[BEGIN DATA ROWS]

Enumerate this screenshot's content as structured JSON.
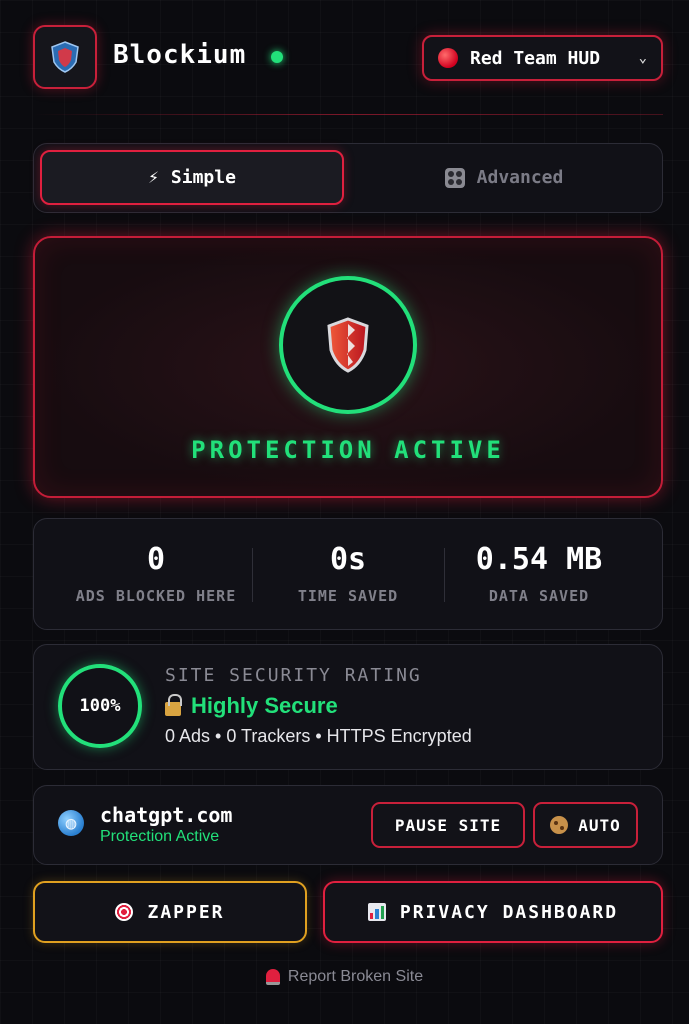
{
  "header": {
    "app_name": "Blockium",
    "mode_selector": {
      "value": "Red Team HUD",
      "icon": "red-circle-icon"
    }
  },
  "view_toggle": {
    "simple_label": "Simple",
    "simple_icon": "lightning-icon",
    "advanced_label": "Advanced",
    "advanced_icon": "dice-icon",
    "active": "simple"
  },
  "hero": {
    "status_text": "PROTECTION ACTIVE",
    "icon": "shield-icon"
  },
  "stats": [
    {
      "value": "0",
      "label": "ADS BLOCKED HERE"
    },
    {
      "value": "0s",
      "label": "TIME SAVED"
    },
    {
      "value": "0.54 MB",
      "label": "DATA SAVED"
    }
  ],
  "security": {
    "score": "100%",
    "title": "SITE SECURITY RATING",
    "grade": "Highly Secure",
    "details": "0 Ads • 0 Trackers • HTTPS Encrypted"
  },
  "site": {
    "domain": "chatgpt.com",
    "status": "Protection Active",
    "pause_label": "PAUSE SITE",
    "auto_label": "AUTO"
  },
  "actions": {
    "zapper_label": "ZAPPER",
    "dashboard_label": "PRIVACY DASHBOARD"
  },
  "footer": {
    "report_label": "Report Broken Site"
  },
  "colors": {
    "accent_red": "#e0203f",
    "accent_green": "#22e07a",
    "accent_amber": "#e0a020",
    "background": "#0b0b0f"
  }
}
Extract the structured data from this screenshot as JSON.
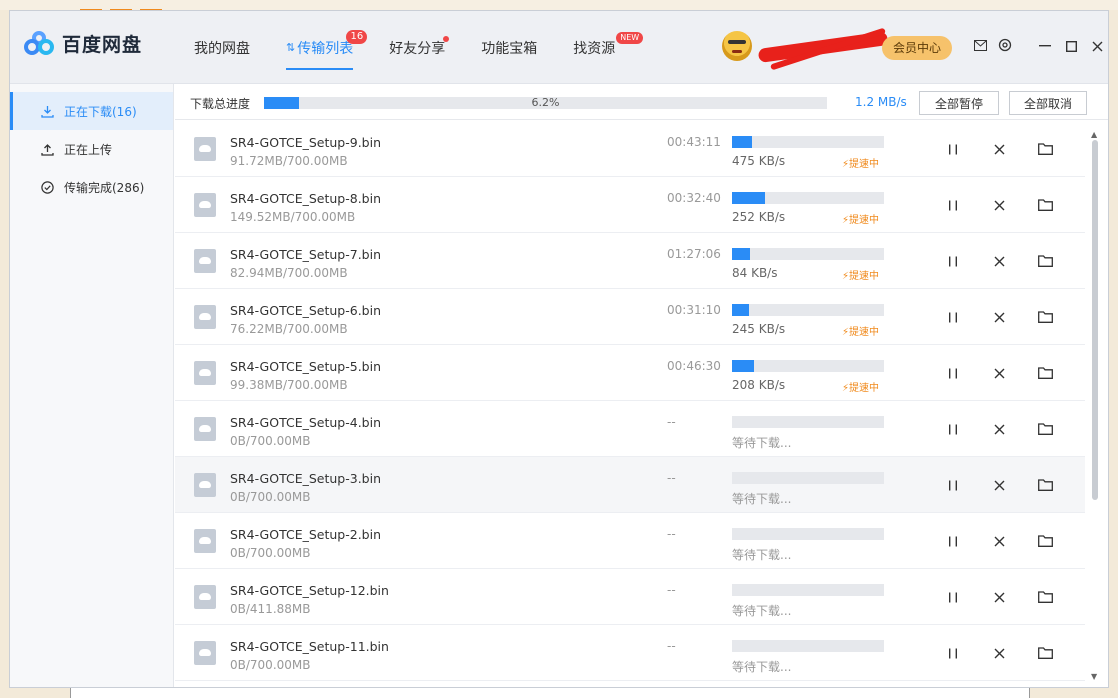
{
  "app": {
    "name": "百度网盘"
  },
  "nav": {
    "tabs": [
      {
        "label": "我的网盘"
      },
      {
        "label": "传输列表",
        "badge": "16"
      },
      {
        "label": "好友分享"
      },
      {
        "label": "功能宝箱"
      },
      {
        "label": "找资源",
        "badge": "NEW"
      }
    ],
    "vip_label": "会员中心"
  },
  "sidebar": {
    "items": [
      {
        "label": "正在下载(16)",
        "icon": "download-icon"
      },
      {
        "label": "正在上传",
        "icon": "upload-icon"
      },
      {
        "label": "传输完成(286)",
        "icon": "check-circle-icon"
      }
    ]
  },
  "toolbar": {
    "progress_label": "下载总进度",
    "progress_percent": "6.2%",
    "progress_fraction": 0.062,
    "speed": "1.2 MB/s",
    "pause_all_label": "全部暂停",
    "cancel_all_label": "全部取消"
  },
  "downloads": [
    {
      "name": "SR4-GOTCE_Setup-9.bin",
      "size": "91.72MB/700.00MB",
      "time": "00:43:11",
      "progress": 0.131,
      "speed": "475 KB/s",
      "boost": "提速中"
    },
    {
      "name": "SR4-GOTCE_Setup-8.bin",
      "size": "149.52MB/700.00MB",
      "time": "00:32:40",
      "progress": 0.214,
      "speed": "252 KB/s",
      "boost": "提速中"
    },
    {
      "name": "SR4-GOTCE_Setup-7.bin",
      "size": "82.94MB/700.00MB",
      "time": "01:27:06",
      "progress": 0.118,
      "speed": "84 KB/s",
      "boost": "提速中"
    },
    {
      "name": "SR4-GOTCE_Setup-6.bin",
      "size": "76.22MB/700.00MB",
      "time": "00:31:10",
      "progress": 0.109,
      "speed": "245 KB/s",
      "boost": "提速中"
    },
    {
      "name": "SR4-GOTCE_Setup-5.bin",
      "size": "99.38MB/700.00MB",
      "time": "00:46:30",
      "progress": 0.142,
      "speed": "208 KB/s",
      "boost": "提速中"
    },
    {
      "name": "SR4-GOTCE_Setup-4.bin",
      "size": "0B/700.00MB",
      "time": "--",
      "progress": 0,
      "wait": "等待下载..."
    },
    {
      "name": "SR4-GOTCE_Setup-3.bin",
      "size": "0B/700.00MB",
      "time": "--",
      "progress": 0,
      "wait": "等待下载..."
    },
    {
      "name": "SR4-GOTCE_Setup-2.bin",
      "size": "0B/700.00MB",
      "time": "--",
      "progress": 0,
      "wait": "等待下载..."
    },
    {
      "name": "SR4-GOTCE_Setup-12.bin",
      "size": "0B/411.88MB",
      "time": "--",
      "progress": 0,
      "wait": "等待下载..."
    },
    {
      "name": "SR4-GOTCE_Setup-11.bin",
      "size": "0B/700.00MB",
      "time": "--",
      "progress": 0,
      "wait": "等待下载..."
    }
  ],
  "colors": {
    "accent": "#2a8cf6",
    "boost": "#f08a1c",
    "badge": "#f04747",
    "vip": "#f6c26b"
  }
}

[END DATA ROWS]
[BEGIN DATA ROWS]

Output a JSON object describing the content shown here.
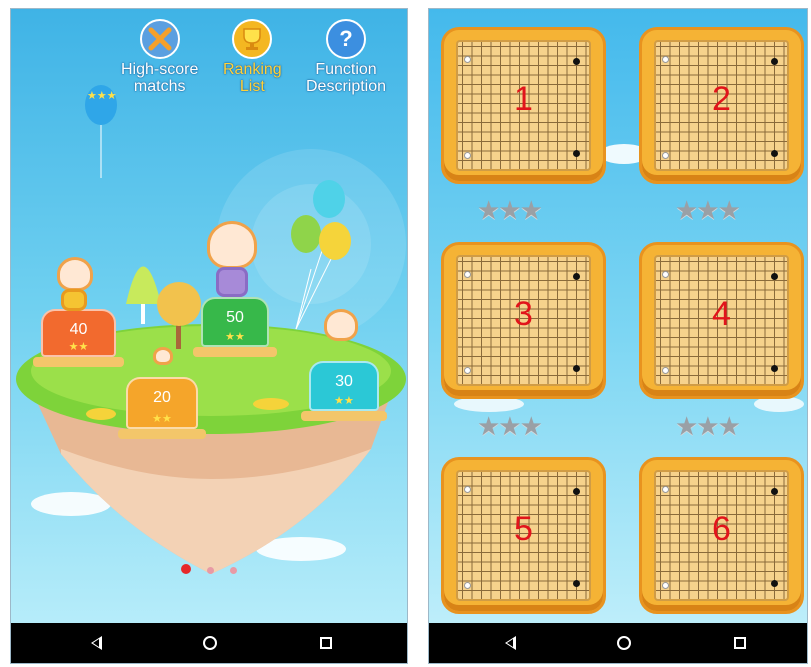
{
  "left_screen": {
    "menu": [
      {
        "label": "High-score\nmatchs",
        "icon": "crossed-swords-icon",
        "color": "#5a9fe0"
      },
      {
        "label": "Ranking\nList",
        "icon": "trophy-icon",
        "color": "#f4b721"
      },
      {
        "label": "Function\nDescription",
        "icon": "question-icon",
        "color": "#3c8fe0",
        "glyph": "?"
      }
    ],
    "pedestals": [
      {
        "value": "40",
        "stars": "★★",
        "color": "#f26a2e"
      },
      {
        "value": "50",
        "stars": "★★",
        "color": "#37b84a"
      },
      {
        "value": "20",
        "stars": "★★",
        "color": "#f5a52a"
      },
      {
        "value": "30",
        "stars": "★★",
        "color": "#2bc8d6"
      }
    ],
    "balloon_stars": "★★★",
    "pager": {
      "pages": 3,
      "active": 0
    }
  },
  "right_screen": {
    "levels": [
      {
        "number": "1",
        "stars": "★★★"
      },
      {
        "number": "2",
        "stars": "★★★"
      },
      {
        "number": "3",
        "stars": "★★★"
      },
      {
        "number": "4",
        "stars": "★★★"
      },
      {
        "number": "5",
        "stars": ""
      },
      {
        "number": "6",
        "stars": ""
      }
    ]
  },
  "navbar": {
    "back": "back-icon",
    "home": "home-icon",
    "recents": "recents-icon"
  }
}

[END DATA ROWS]
[BEGIN DATA ROWS]

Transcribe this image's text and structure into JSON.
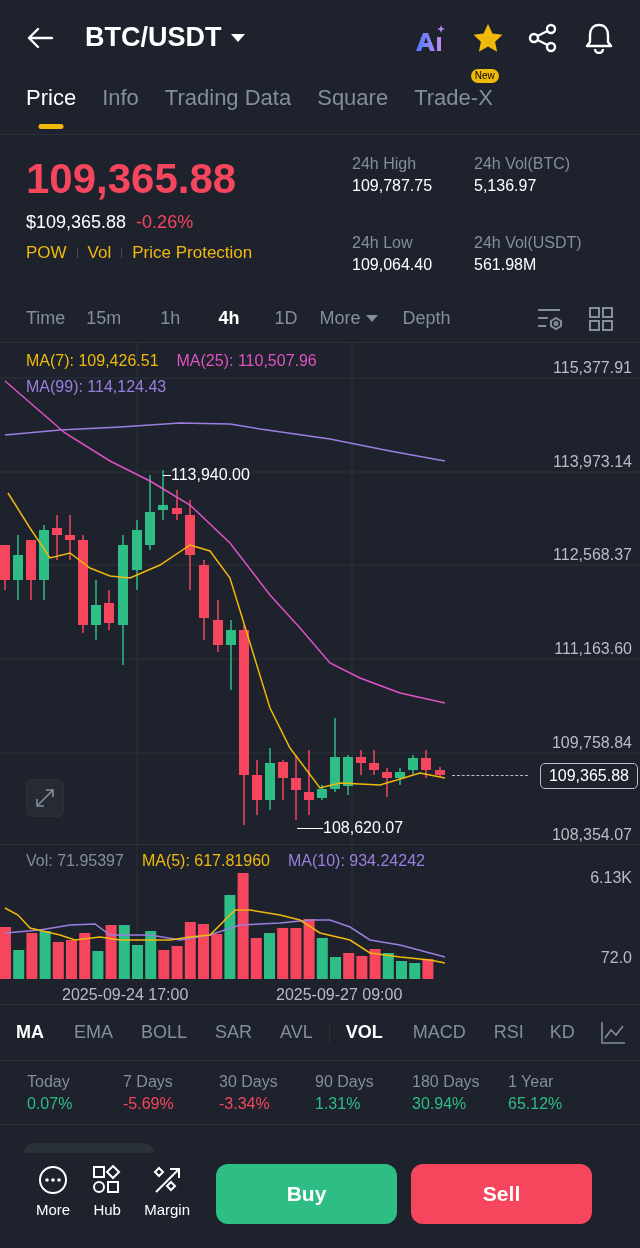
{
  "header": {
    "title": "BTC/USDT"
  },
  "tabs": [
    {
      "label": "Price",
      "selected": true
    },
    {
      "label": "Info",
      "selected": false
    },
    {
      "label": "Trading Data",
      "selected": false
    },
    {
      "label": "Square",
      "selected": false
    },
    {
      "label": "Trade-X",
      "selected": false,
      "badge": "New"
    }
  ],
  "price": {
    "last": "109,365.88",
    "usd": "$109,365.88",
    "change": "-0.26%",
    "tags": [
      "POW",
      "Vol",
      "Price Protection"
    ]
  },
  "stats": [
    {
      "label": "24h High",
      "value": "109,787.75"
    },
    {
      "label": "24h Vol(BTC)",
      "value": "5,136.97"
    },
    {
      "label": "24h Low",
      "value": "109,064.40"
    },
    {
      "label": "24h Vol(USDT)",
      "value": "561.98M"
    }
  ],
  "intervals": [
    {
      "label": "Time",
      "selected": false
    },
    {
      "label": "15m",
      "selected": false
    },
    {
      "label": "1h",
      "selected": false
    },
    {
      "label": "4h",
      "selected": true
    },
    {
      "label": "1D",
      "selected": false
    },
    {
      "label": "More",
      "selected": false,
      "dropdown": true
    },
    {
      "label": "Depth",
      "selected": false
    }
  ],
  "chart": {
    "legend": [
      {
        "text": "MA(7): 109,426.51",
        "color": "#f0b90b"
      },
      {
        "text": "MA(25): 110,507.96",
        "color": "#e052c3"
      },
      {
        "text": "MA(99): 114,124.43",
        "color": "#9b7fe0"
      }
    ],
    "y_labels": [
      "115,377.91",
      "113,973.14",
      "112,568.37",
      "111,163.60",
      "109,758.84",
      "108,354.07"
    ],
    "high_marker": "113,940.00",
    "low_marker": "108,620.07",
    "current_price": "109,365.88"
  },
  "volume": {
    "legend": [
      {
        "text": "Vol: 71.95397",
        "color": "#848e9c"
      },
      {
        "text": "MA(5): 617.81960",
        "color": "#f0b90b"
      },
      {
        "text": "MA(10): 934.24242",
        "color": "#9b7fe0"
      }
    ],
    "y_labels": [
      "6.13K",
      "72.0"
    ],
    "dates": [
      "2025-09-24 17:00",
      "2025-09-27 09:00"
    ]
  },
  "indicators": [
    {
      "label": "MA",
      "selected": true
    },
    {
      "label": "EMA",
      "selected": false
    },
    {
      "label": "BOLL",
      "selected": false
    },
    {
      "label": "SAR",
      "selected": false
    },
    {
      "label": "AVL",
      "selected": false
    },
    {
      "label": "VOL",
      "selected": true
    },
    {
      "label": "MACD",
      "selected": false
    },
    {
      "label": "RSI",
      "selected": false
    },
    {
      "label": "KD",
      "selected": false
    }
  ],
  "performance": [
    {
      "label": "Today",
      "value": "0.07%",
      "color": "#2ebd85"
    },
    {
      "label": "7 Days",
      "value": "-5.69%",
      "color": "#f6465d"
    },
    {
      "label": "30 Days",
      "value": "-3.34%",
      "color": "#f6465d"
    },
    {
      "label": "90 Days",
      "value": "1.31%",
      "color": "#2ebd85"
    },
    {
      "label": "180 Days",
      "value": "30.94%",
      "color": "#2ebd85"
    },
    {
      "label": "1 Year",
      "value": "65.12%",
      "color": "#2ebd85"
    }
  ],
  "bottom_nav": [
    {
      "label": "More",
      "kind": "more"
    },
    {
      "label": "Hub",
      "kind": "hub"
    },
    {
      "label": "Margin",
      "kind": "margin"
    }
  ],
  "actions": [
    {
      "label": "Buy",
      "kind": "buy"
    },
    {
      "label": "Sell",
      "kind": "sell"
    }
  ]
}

[END DATA ROWS]

- THE PROBLEM
Identify each line in the records above containing the word "this"; copy those lines.

- PROBLEM SOLUTION
Enumerate this screenshot's content as structured JSON.
Extract the structured data from this screenshot as JSON.
Transcribe this image's text and structure into JSON.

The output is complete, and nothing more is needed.